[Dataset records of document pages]
------------------------------------------------------------

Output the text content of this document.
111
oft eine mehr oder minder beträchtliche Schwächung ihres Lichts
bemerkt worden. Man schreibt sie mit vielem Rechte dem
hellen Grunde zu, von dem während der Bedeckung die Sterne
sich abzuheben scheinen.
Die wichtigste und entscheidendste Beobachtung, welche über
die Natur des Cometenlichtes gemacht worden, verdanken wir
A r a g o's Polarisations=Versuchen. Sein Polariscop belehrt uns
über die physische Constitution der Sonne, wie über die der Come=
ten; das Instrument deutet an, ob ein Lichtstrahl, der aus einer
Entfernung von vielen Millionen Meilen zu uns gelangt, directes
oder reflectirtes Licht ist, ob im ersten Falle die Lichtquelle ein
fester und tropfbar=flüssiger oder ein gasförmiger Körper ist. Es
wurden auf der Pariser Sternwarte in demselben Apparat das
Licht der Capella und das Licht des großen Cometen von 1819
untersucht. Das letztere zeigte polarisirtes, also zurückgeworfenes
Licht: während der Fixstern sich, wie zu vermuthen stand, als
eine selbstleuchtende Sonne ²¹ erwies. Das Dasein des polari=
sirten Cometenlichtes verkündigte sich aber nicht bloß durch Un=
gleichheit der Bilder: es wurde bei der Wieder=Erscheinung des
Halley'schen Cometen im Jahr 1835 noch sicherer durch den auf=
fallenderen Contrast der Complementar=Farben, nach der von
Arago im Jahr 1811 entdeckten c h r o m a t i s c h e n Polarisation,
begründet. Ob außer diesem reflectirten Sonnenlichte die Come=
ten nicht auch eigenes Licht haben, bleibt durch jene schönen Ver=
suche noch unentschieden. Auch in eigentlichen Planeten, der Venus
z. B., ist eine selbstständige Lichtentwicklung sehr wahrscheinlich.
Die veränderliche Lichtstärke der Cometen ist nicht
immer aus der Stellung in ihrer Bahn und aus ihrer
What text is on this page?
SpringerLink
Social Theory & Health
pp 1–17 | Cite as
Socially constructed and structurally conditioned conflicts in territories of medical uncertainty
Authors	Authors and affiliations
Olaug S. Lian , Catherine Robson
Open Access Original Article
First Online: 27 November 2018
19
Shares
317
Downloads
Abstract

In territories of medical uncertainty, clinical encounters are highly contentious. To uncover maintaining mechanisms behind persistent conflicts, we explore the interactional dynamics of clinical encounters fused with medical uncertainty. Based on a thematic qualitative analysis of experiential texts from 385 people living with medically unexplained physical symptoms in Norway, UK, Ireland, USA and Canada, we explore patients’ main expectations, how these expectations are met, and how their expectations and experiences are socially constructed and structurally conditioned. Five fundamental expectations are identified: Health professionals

------------------------------------------------------------

Task directions> Output every entry shown above, exactly.

Task answer>
Output the text content of this document.
111
oft eine mehr oder minder beträchtliche Schwächung ihres Lichts
bemerkt worden. Man schreibt sie mit vielem Rechte dem
hellen Grunde zu, von dem während der Bedeckung die Sterne
sich abzuheben scheinen.
Die wichtigste und entscheidendste Beobachtung, welche über
die Natur des Cometenlichtes gemacht worden, verdanken wir
A r a g o's Polarisations=Versuchen. Sein Polariscop belehrt uns
über die physische Constitution der Sonne, wie über die der Come=
ten; das Instrument deutet an, ob ein Lichtstrahl, der aus einer
Entfernung von vielen Millionen Meilen zu uns gelangt, directes
oder reflectirtes Licht ist, ob im ersten Falle die Lichtquelle ein
fester und tropfbar=flüssiger oder ein gasförmiger Körper ist. Es
wurden auf der Pariser Sternwarte in demselben Apparat das
Licht der Capella und das Licht des großen Cometen von 1819
untersucht. Das letztere zeigte polarisirtes, also zurückgeworfenes
Licht: während der Fixstern sich, wie zu vermuthen stand, als
eine selbstleuchtende Sonne ²¹ erwies. Das Dasein des polari=
sirten Cometenlichtes verkündigte sich aber nicht bloß durch Un=
gleichheit der Bilder: es wurde bei der Wieder=Erscheinung des
Halley'schen Cometen im Jahr 1835 noch sicherer durch den auf=
fallenderen Contrast der Complementar=Farben, nach der von
Arago im Jahr 1811 entdeckten c h r o m a t i s c h e n Polarisation,
begründet. Ob außer diesem reflectirten Sonnenlichte die Come=
ten nicht auch eigenes Licht haben, bleibt durch jene schönen Ver=
suche noch unentschieden. Auch in eigentlichen Planeten, der Venus
z. B., ist eine selbstständige Lichtentwicklung sehr wahrscheinlich.
Die veränderliche Lichtstärke der Cometen ist nicht
immer aus der Stellung in ihrer Bahn und aus ihrer
What text is on this page?
SpringerLink
Social Theory & Health
pp 1–17 | Cite as
Socially constructed and structurally conditioned conflicts in territories of medical uncertainty
Authors	Authors and affiliations
Olaug S. Lian , Catherine Robson
Open Access Original Article
First Online: 27 November 2018
19
Shares
317
Downloads
Abstract

In territories of medical uncertainty, clinical encounters are highly contentious. To uncover maintaining mechanisms behind persistent conflicts, we explore the interactional dynamics of clinical encounters fused with medical uncertainty. Based on a thematic qualitative analysis of experiential texts from 385 people living with medically unexplained physical symptoms in Norway, UK, Ireland, USA and Canada, we explore patients’ main expectations, how these expectations are met, and how their expectations and experiences are socially constructed and structurally conditioned. Five fundamental expectations are identified: Health professionals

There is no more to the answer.